**What needs to be done**
Take the line that contains "Transcribe this image's" and all lines after it, up to and including the last line of the data, and write them out exactly; nothing else belongs in the answer.

:: Provided material ::

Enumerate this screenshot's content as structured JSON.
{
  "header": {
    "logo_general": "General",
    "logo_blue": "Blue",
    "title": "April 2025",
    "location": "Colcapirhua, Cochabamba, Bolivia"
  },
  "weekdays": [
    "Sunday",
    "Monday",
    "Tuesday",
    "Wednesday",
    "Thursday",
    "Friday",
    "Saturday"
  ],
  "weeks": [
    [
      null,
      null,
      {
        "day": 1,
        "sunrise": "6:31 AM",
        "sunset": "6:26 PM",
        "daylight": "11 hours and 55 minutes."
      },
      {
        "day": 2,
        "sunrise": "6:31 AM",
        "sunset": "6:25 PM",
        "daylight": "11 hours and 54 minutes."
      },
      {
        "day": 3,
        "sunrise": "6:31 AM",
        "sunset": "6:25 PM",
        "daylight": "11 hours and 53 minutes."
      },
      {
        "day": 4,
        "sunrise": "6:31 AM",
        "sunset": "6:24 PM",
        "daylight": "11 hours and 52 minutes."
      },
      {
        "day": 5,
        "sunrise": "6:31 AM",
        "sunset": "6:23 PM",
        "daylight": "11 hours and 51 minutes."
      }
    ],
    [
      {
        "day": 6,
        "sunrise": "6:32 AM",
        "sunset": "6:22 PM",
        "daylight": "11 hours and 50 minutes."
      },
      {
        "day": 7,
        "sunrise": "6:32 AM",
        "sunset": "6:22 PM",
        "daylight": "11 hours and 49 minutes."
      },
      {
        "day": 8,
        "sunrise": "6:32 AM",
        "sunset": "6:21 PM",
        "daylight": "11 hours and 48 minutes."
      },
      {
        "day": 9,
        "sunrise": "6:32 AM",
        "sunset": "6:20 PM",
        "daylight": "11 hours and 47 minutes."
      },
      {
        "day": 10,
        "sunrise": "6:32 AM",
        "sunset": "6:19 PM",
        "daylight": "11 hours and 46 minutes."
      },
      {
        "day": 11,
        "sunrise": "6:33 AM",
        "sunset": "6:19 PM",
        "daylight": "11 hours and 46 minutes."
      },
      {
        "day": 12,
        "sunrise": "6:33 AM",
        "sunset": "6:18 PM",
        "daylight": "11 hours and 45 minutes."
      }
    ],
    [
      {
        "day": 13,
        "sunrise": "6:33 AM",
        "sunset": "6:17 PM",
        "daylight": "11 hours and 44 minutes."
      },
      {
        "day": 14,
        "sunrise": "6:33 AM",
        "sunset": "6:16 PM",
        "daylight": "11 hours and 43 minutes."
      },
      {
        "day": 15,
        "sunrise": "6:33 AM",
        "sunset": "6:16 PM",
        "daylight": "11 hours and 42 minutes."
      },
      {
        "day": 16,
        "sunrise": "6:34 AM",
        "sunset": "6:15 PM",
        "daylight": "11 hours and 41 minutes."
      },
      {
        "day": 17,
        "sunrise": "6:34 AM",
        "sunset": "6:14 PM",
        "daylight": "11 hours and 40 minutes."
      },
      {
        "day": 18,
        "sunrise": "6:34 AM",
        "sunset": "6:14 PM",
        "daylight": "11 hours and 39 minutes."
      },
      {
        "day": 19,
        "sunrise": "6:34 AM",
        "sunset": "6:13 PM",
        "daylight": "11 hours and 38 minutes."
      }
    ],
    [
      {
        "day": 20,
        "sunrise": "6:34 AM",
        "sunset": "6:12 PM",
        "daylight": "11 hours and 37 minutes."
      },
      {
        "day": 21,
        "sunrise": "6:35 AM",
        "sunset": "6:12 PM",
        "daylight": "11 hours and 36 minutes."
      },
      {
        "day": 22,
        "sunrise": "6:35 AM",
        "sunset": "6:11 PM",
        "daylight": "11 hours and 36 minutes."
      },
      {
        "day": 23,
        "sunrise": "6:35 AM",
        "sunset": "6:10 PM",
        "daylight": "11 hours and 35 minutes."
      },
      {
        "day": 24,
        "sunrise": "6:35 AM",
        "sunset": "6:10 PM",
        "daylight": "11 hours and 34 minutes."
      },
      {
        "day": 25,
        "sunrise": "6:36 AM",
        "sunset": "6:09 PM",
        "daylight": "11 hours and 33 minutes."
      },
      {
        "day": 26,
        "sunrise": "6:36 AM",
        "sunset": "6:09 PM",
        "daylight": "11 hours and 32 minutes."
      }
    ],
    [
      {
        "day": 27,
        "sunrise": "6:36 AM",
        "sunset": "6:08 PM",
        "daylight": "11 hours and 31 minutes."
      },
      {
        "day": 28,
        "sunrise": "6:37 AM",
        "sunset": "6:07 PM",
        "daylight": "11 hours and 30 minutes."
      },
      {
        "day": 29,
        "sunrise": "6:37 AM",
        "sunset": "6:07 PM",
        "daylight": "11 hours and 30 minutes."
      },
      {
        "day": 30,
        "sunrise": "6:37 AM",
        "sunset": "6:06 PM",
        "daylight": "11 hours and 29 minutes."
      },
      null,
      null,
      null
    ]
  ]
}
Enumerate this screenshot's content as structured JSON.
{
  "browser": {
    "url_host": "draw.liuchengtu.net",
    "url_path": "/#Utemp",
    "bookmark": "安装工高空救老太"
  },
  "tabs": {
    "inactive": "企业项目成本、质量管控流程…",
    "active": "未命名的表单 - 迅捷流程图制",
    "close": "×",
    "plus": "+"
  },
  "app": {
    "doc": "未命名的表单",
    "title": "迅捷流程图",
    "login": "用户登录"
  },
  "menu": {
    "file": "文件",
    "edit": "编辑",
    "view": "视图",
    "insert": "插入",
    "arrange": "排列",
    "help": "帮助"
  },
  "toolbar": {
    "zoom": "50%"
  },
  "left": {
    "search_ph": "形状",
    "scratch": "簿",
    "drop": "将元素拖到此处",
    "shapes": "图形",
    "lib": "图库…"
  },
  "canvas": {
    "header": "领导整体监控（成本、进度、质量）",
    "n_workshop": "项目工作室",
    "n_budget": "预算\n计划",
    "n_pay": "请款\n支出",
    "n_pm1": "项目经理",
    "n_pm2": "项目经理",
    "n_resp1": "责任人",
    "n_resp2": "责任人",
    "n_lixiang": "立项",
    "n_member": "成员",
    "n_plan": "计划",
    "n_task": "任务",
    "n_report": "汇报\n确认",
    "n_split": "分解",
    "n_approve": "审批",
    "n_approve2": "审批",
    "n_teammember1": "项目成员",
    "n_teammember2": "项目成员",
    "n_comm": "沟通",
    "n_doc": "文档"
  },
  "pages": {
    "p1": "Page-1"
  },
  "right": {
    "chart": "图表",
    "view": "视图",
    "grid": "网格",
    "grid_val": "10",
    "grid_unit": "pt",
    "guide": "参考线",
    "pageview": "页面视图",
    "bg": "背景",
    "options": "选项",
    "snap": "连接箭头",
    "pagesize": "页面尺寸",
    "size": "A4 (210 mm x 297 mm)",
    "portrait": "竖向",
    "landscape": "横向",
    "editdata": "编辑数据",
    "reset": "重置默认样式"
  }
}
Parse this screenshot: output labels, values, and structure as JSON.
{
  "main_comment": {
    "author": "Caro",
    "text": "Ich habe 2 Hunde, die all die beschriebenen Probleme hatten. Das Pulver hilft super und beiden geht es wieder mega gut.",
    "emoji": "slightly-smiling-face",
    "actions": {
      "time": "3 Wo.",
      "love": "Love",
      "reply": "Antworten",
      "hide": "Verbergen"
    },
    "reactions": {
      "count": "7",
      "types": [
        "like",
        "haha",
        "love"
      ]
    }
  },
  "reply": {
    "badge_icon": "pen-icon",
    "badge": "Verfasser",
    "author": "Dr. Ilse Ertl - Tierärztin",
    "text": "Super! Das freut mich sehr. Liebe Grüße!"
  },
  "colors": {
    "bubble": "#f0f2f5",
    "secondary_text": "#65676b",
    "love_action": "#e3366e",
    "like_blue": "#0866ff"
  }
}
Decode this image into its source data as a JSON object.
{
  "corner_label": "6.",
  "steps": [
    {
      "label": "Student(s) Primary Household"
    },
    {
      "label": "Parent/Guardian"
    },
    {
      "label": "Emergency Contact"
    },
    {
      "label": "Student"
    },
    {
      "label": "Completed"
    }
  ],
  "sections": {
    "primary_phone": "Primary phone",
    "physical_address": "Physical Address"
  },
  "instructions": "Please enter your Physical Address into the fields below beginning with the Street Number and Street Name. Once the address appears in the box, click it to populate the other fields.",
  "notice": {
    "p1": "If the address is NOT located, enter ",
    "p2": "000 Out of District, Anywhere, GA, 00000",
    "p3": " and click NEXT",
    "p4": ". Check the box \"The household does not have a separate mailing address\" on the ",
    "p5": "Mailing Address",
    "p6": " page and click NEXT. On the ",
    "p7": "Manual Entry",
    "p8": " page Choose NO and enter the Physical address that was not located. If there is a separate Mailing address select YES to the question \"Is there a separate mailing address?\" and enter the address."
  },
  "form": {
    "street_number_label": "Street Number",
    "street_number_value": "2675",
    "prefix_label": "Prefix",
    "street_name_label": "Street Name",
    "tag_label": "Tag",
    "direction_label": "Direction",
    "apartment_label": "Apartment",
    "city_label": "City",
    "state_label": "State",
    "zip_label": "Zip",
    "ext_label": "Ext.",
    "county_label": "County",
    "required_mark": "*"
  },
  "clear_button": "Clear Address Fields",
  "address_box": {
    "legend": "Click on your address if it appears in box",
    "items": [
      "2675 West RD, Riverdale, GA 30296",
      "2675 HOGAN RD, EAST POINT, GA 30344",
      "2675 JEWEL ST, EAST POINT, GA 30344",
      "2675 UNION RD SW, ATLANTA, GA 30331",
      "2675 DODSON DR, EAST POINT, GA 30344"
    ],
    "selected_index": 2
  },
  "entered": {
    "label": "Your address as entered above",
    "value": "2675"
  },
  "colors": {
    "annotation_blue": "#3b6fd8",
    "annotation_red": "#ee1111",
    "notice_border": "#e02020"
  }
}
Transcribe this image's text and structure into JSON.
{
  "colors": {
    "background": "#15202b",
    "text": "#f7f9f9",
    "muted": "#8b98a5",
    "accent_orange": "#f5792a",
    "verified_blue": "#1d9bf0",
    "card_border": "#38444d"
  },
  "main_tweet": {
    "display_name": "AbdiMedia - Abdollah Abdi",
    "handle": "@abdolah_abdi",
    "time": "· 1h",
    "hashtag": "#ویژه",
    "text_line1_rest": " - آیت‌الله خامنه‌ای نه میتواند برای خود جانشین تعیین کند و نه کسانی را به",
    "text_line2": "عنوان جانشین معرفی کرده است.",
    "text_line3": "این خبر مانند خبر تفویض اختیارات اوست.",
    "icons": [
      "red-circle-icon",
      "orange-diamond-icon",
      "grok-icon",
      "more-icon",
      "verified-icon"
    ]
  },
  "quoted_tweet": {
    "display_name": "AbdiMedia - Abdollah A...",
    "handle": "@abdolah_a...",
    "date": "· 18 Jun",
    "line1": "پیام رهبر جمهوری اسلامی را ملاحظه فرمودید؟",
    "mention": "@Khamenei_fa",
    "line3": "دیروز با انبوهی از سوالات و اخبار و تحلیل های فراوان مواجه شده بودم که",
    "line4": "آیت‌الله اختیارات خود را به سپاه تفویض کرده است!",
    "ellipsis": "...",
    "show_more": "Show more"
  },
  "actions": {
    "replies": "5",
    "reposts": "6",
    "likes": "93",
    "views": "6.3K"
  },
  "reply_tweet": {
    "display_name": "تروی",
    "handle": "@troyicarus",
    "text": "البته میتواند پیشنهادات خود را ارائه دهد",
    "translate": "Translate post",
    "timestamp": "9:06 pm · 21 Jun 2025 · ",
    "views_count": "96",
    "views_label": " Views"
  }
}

:::

**Task output**
Transcribe this image's text and structure into JSON.
{
  "colors": {
    "background": "#15202b",
    "text": "#f7f9f9",
    "muted": "#8b98a5",
    "accent_orange": "#f5792a",
    "verified_blue": "#1d9bf0",
    "card_border": "#38444d"
  },
  "main_tweet": {
    "display_name": "AbdiMedia - Abdollah Abdi",
    "handle": "@abdolah_abdi",
    "time": "· 1h",
    "hashtag": "#ویژه",
    "text_line1_rest": " - آیت‌الله خامنه‌ای نه میتواند برای خود جانشین تعیین کند و نه کسانی را به",
    "text_line2": "عنوان جانشین معرفی کرده است.",
    "text_line3": "این خبر مانند خبر تفویض اختیارات اوست.",
    "icons": [
      "red-circle-icon",
      "orange-diamond-icon",
      "grok-icon",
      "more-icon",
      "verified-icon"
    ]
  },
  "quoted_tweet": {
    "display_name": "AbdiMedia - Abdollah A...",
    "handle": "@abdolah_a...",
    "date": "· 18 Jun",
    "line1": "پیام رهبر جمهوری اسلامی را ملاحظه فرمودید؟",
    "mention": "@Khamenei_fa",
    "line3": "دیروز با انبوهی از سوالات و اخبار و تحلیل های فراوان مواجه شده بودم که",
    "line4": "آیت‌الله اختیارات خود را به سپاه تفویض کرده است!",
    "ellipsis": "...",
    "show_more": "Show more"
  },
  "actions": {
    "replies": "5",
    "reposts": "6",
    "likes": "93",
    "views": "6.3K"
  },
  "reply_tweet": {
    "display_name": "تروی",
    "handle": "@troyicarus",
    "text": "البته میتواند پیشنهادات خود را ارائه دهد",
    "translate": "Translate post",
    "timestamp": "9:06 pm · 21 Jun 2025 · ",
    "views_count": "96",
    "views_label": " Views"
  }
}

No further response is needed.